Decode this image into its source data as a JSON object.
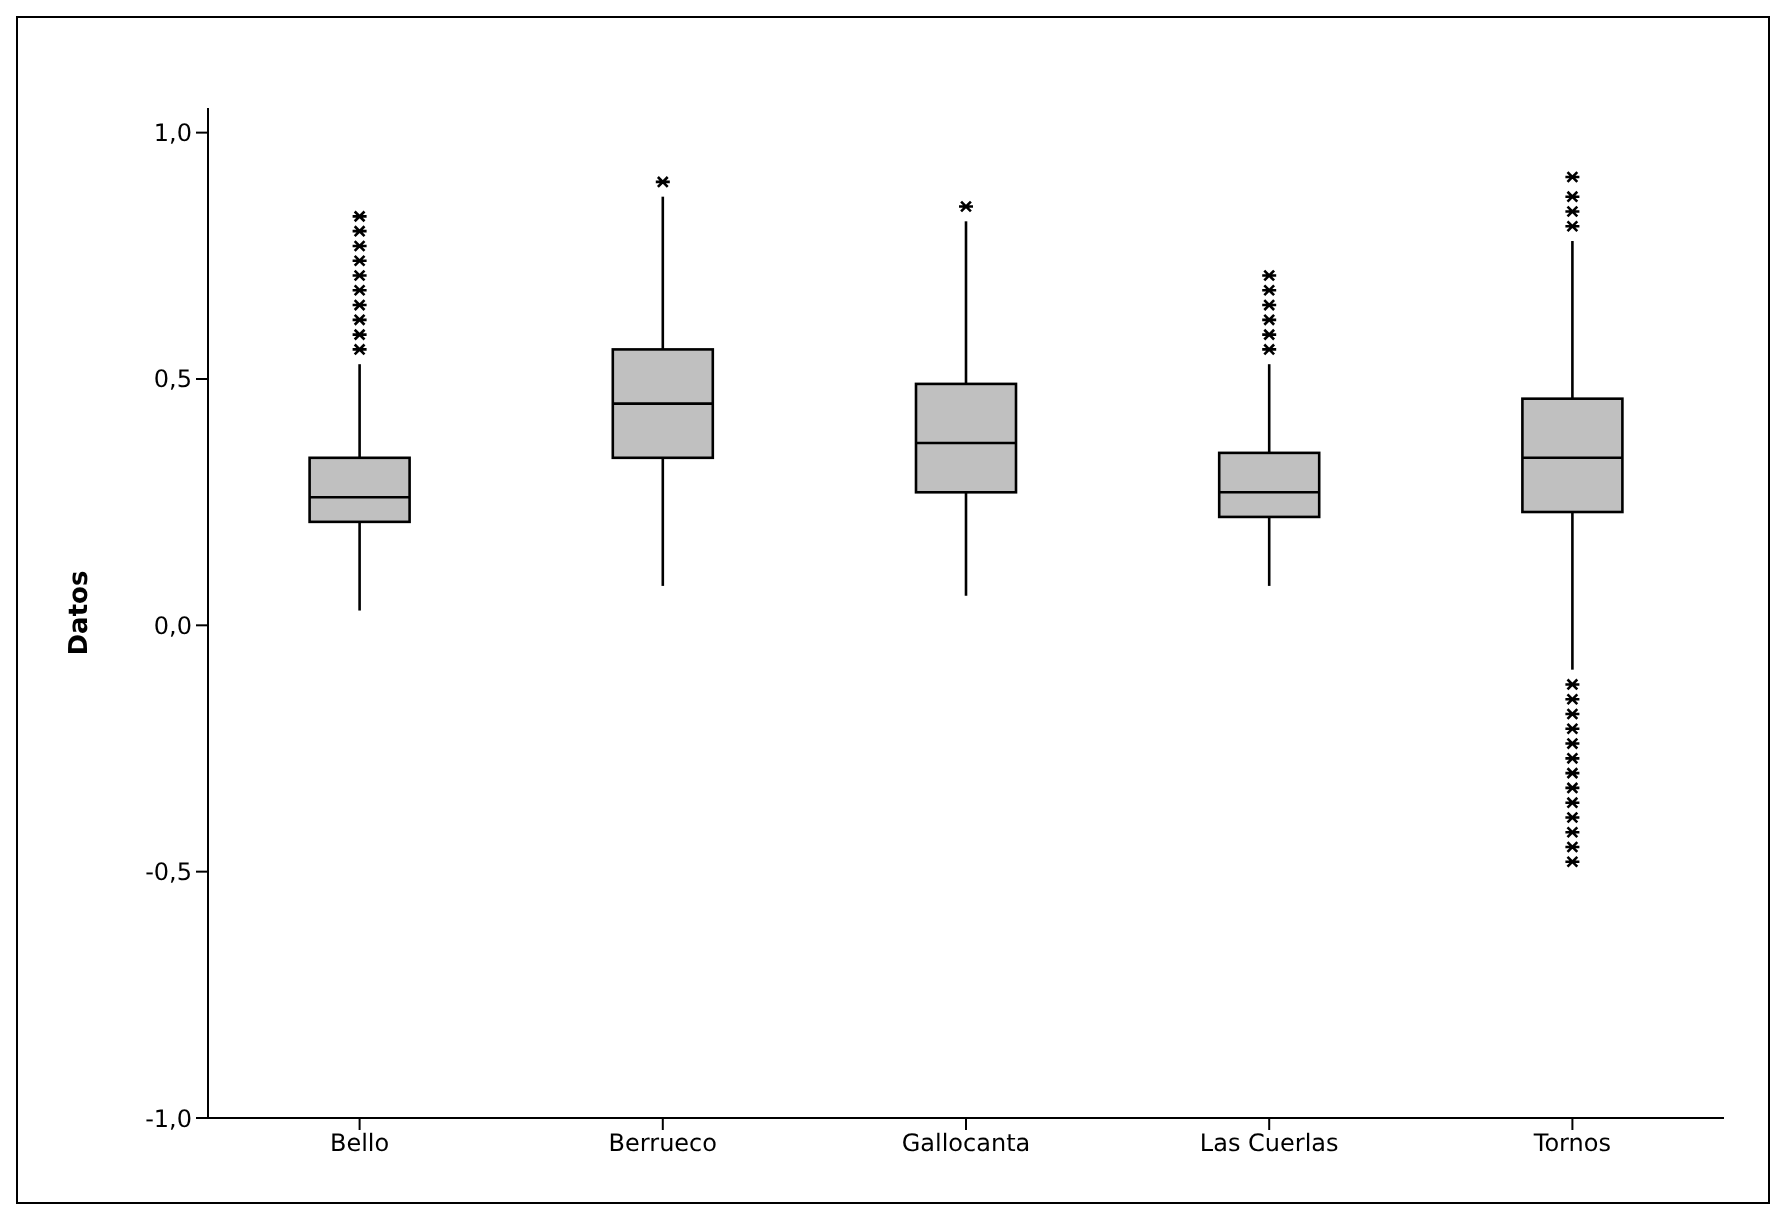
{
  "chart_data": {
    "type": "box",
    "ylabel": "Datos",
    "categories": [
      "Bello",
      "Berrueco",
      "Gallocanta",
      "Las Cuerlas",
      "Tornos"
    ],
    "series": [
      {
        "color": "#c0c0c0",
        "boxes": [
          {
            "low": 0.03,
            "q1": 0.21,
            "median": 0.26,
            "q3": 0.34,
            "high": 0.53,
            "outliers": [
              0.56,
              0.59,
              0.62,
              0.65,
              0.68,
              0.71,
              0.74,
              0.77,
              0.8,
              0.83
            ]
          },
          {
            "low": 0.08,
            "q1": 0.34,
            "median": 0.45,
            "q3": 0.56,
            "high": 0.87,
            "outliers": [
              0.9
            ]
          },
          {
            "low": 0.06,
            "q1": 0.27,
            "median": 0.37,
            "q3": 0.49,
            "high": 0.82,
            "outliers": [
              0.85
            ]
          },
          {
            "low": 0.08,
            "q1": 0.22,
            "median": 0.27,
            "q3": 0.35,
            "high": 0.53,
            "outliers": [
              0.56,
              0.59,
              0.62,
              0.65,
              0.68,
              0.71
            ]
          },
          {
            "low": -0.09,
            "q1": 0.23,
            "median": 0.34,
            "q3": 0.46,
            "high": 0.78,
            "outliers": [
              0.81,
              0.84,
              0.87,
              0.91,
              -0.12,
              -0.15,
              -0.18,
              -0.21,
              -0.24,
              -0.27,
              -0.3,
              -0.33,
              -0.36,
              -0.39,
              -0.42,
              -0.45,
              -0.48
            ]
          }
        ]
      }
    ],
    "ylim": [
      -1,
      1.05
    ],
    "yticks": [
      {
        "value": -1,
        "label": "-1,0"
      },
      {
        "value": -0.5,
        "label": "-0,5"
      },
      {
        "value": 0,
        "label": "0,0"
      },
      {
        "value": 0.5,
        "label": "0,5"
      },
      {
        "value": 1,
        "label": "1,0"
      }
    ],
    "marker": "star"
  }
}
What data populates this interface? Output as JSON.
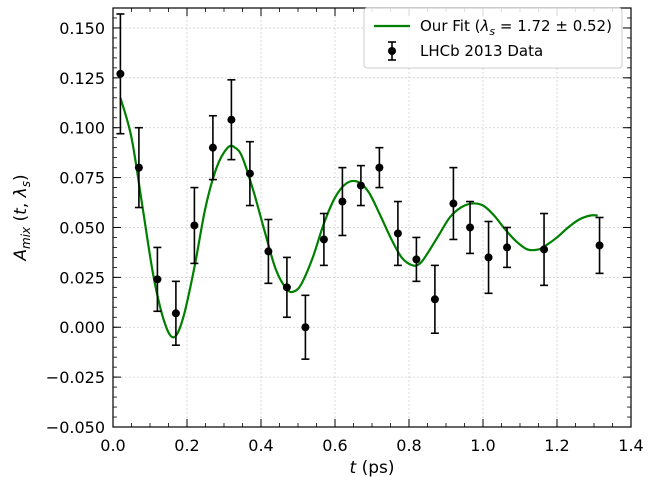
{
  "chart_data": {
    "type": "scatter",
    "xlabel": "t (ps)",
    "ylabel": "A_mix (t, λs)",
    "xlim": [
      0.0,
      1.4
    ],
    "ylim": [
      -0.05,
      0.16
    ],
    "xticks": [
      "0.0",
      "0.2",
      "0.4",
      "0.6",
      "0.8",
      "1.0",
      "1.2",
      "1.4"
    ],
    "yticks": [
      "−0.050",
      "−0.025",
      "0.000",
      "0.025",
      "0.050",
      "0.075",
      "0.100",
      "0.125",
      "0.150"
    ],
    "grid": true,
    "legend_position": "top-right",
    "series": [
      {
        "name": "Our Fit (λs = 1.72 ± 0.52)",
        "type": "line",
        "color": "#008000",
        "x": [
          0.02,
          0.05,
          0.08,
          0.11,
          0.14,
          0.165,
          0.19,
          0.22,
          0.25,
          0.28,
          0.31,
          0.33,
          0.35,
          0.38,
          0.41,
          0.44,
          0.47,
          0.49,
          0.51,
          0.54,
          0.57,
          0.6,
          0.63,
          0.66,
          0.69,
          0.72,
          0.75,
          0.78,
          0.81,
          0.83,
          0.85,
          0.88,
          0.91,
          0.94,
          0.97,
          1.0,
          1.03,
          1.06,
          1.09,
          1.12,
          1.15,
          1.17,
          1.2,
          1.23,
          1.26,
          1.29,
          1.31
        ],
        "y": [
          0.115,
          0.095,
          0.06,
          0.025,
          0.002,
          -0.005,
          0.005,
          0.03,
          0.06,
          0.08,
          0.09,
          0.09,
          0.085,
          0.068,
          0.048,
          0.029,
          0.019,
          0.018,
          0.022,
          0.035,
          0.052,
          0.065,
          0.072,
          0.073,
          0.068,
          0.057,
          0.045,
          0.035,
          0.031,
          0.032,
          0.037,
          0.046,
          0.055,
          0.06,
          0.062,
          0.061,
          0.056,
          0.049,
          0.043,
          0.039,
          0.039,
          0.041,
          0.045,
          0.05,
          0.054,
          0.056,
          0.056
        ]
      },
      {
        "name": "LHCb 2013 Data",
        "type": "errorbar",
        "color": "#000000",
        "x": [
          0.02,
          0.07,
          0.12,
          0.17,
          0.22,
          0.27,
          0.32,
          0.37,
          0.42,
          0.47,
          0.52,
          0.57,
          0.62,
          0.67,
          0.72,
          0.77,
          0.82,
          0.87,
          0.92,
          0.965,
          1.015,
          1.065,
          1.165,
          1.315
        ],
        "y": [
          0.127,
          0.08,
          0.024,
          0.007,
          0.051,
          0.09,
          0.104,
          0.077,
          0.038,
          0.02,
          0.0,
          0.044,
          0.063,
          0.071,
          0.08,
          0.047,
          0.034,
          0.014,
          0.062,
          0.05,
          0.035,
          0.04,
          0.039,
          0.041
        ],
        "err": [
          0.03,
          0.02,
          0.016,
          0.016,
          0.019,
          0.016,
          0.02,
          0.016,
          0.016,
          0.015,
          0.016,
          0.013,
          0.017,
          0.01,
          0.01,
          0.016,
          0.011,
          0.017,
          0.018,
          0.013,
          0.018,
          0.01,
          0.018,
          0.014
        ]
      }
    ]
  }
}
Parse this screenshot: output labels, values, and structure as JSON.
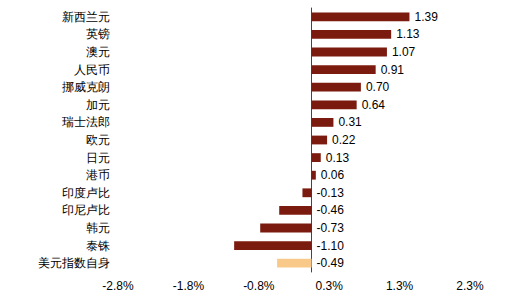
{
  "chart_data": {
    "type": "bar",
    "orientation": "horizontal",
    "categories": [
      "新西兰元",
      "英镑",
      "澳元",
      "人民币",
      "挪威克朗",
      "加元",
      "瑞士法郎",
      "欧元",
      "日元",
      "港币",
      "印度卢比",
      "印尼卢比",
      "韩元",
      "泰铢",
      "美元指数自身"
    ],
    "values": [
      1.39,
      1.13,
      1.07,
      0.91,
      0.7,
      0.64,
      0.31,
      0.22,
      0.13,
      0.06,
      -0.13,
      -0.46,
      -0.73,
      -1.1,
      -0.49
    ],
    "value_labels": [
      "1.39",
      "1.13",
      "1.07",
      "0.91",
      "0.70",
      "0.64",
      "0.31",
      "0.22",
      "0.13",
      "0.06",
      "-0.13",
      "-0.46",
      "-0.73",
      "-1.10",
      "-0.49"
    ],
    "colors": [
      "#7b1a0e",
      "#7b1a0e",
      "#7b1a0e",
      "#7b1a0e",
      "#7b1a0e",
      "#7b1a0e",
      "#7b1a0e",
      "#7b1a0e",
      "#7b1a0e",
      "#7b1a0e",
      "#7b1a0e",
      "#7b1a0e",
      "#7b1a0e",
      "#7b1a0e",
      "#f9c98a"
    ],
    "data_labels": true,
    "xlim": [
      -2.75,
      2.25
    ],
    "xticks": [
      {
        "value": -2.75,
        "label": "-2.8%"
      },
      {
        "value": -1.75,
        "label": "-1.8%"
      },
      {
        "value": -0.75,
        "label": "-0.8%"
      },
      {
        "value": 0.25,
        "label": "0.3%"
      },
      {
        "value": 1.25,
        "label": "1.3%"
      },
      {
        "value": 2.25,
        "label": "2.3%"
      }
    ],
    "grid": false
  }
}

━━━━

## Aim of the exercise
Extract the full listing above verbatim; pictures are to be left out of the copy.

## Answer below
Decode this image into its source data as a JSON object.
{
  "chart_data": {
    "type": "box",
    "ylabel": "Datos",
    "categories": [
      "Bello",
      "Berrueco",
      "Gallocanta",
      "Las Cuerlas",
      "Tornos"
    ],
    "series": [
      {
        "color": "#c0c0c0",
        "boxes": [
          {
            "low": 0.03,
            "q1": 0.21,
            "median": 0.26,
            "q3": 0.34,
            "high": 0.53,
            "outliers": [
              0.56,
              0.59,
              0.62,
              0.65,
              0.68,
              0.71,
              0.74,
              0.77,
              0.8,
              0.83
            ]
          },
          {
            "low": 0.08,
            "q1": 0.34,
            "median": 0.45,
            "q3": 0.56,
            "high": 0.87,
            "outliers": [
              0.9
            ]
          },
          {
            "low": 0.06,
            "q1": 0.27,
            "median": 0.37,
            "q3": 0.49,
            "high": 0.82,
            "outliers": [
              0.85
            ]
          },
          {
            "low": 0.08,
            "q1": 0.22,
            "median": 0.27,
            "q3": 0.35,
            "high": 0.53,
            "outliers": [
              0.56,
              0.59,
              0.62,
              0.65,
              0.68,
              0.71
            ]
          },
          {
            "low": -0.09,
            "q1": 0.23,
            "median": 0.34,
            "q3": 0.46,
            "high": 0.78,
            "outliers": [
              0.81,
              0.84,
              0.87,
              0.91,
              -0.12,
              -0.15,
              -0.18,
              -0.21,
              -0.24,
              -0.27,
              -0.3,
              -0.33,
              -0.36,
              -0.39,
              -0.42,
              -0.45,
              -0.48
            ]
          }
        ]
      }
    ],
    "ylim": [
      -1,
      1.05
    ],
    "yticks": [
      {
        "value": -1,
        "label": "-1,0"
      },
      {
        "value": -0.5,
        "label": "-0,5"
      },
      {
        "value": 0,
        "label": "0,0"
      },
      {
        "value": 0.5,
        "label": "0,5"
      },
      {
        "value": 1,
        "label": "1,0"
      }
    ],
    "marker": "star"
  }
}
What data populates this interface? Output as JSON.
{
  "chart_data": {
    "type": "scatter",
    "xlabel": "t (ps)",
    "ylabel": "A_mix (t, λs)",
    "xlim": [
      0.0,
      1.4
    ],
    "ylim": [
      -0.05,
      0.16
    ],
    "xticks": [
      "0.0",
      "0.2",
      "0.4",
      "0.6",
      "0.8",
      "1.0",
      "1.2",
      "1.4"
    ],
    "yticks": [
      "−0.050",
      "−0.025",
      "0.000",
      "0.025",
      "0.050",
      "0.075",
      "0.100",
      "0.125",
      "0.150"
    ],
    "grid": true,
    "legend_position": "top-right",
    "series": [
      {
        "name": "Our Fit (λs = 1.72 ± 0.52)",
        "type": "line",
        "color": "#008000",
        "x": [
          0.02,
          0.05,
          0.08,
          0.11,
          0.14,
          0.165,
          0.19,
          0.22,
          0.25,
          0.28,
          0.31,
          0.33,
          0.35,
          0.38,
          0.41,
          0.44,
          0.47,
          0.49,
          0.51,
          0.54,
          0.57,
          0.6,
          0.63,
          0.66,
          0.69,
          0.72,
          0.75,
          0.78,
          0.81,
          0.83,
          0.85,
          0.88,
          0.91,
          0.94,
          0.97,
          1.0,
          1.03,
          1.06,
          1.09,
          1.12,
          1.15,
          1.17,
          1.2,
          1.23,
          1.26,
          1.29,
          1.31
        ],
        "y": [
          0.115,
          0.095,
          0.06,
          0.025,
          0.002,
          -0.005,
          0.005,
          0.03,
          0.06,
          0.08,
          0.09,
          0.09,
          0.085,
          0.068,
          0.048,
          0.029,
          0.019,
          0.018,
          0.022,
          0.035,
          0.052,
          0.065,
          0.072,
          0.073,
          0.068,
          0.057,
          0.045,
          0.035,
          0.031,
          0.032,
          0.037,
          0.046,
          0.055,
          0.06,
          0.062,
          0.061,
          0.056,
          0.049,
          0.043,
          0.039,
          0.039,
          0.041,
          0.045,
          0.05,
          0.054,
          0.056,
          0.056
        ]
      },
      {
        "name": "LHCb 2013 Data",
        "type": "errorbar",
        "color": "#000000",
        "x": [
          0.02,
          0.07,
          0.12,
          0.17,
          0.22,
          0.27,
          0.32,
          0.37,
          0.42,
          0.47,
          0.52,
          0.57,
          0.62,
          0.67,
          0.72,
          0.77,
          0.82,
          0.87,
          0.92,
          0.965,
          1.015,
          1.065,
          1.165,
          1.315
        ],
        "y": [
          0.127,
          0.08,
          0.024,
          0.007,
          0.051,
          0.09,
          0.104,
          0.077,
          0.038,
          0.02,
          0.0,
          0.044,
          0.063,
          0.071,
          0.08,
          0.047,
          0.034,
          0.014,
          0.062,
          0.05,
          0.035,
          0.04,
          0.039,
          0.041
        ],
        "err": [
          0.03,
          0.02,
          0.016,
          0.016,
          0.019,
          0.016,
          0.02,
          0.016,
          0.016,
          0.015,
          0.016,
          0.013,
          0.017,
          0.01,
          0.01,
          0.016,
          0.011,
          0.017,
          0.018,
          0.013,
          0.018,
          0.01,
          0.018,
          0.014
        ]
      }
    ]
  }
}
Parse this screenshot: output labels, values, and structure as JSON.
{
  "chart_data": {
    "type": "bar",
    "orientation": "horizontal",
    "categories": [
      "新西兰元",
      "英镑",
      "澳元",
      "人民币",
      "挪威克朗",
      "加元",
      "瑞士法郎",
      "欧元",
      "日元",
      "港币",
      "印度卢比",
      "印尼卢比",
      "韩元",
      "泰铢",
      "美元指数自身"
    ],
    "values": [
      1.39,
      1.13,
      1.07,
      0.91,
      0.7,
      0.64,
      0.31,
      0.22,
      0.13,
      0.06,
      -0.13,
      -0.46,
      -0.73,
      -1.1,
      -0.49
    ],
    "value_labels": [
      "1.39",
      "1.13",
      "1.07",
      "0.91",
      "0.70",
      "0.64",
      "0.31",
      "0.22",
      "0.13",
      "0.06",
      "-0.13",
      "-0.46",
      "-0.73",
      "-1.10",
      "-0.49"
    ],
    "colors": [
      "#7b1a0e",
      "#7b1a0e",
      "#7b1a0e",
      "#7b1a0e",
      "#7b1a0e",
      "#7b1a0e",
      "#7b1a0e",
      "#7b1a0e",
      "#7b1a0e",
      "#7b1a0e",
      "#7b1a0e",
      "#7b1a0e",
      "#7b1a0e",
      "#7b1a0e",
      "#f9c98a"
    ],
    "data_labels": true,
    "xlim": [
      -2.75,
      2.25
    ],
    "xticks": [
      {
        "value": -2.75,
        "label": "-2.8%"
      },
      {
        "value": -1.75,
        "label": "-1.8%"
      },
      {
        "value": -0.75,
        "label": "-0.8%"
      },
      {
        "value": 0.25,
        "label": "0.3%"
      },
      {
        "value": 1.25,
        "label": "1.3%"
      },
      {
        "value": 2.25,
        "label": "2.3%"
      }
    ],
    "grid": false
  }
}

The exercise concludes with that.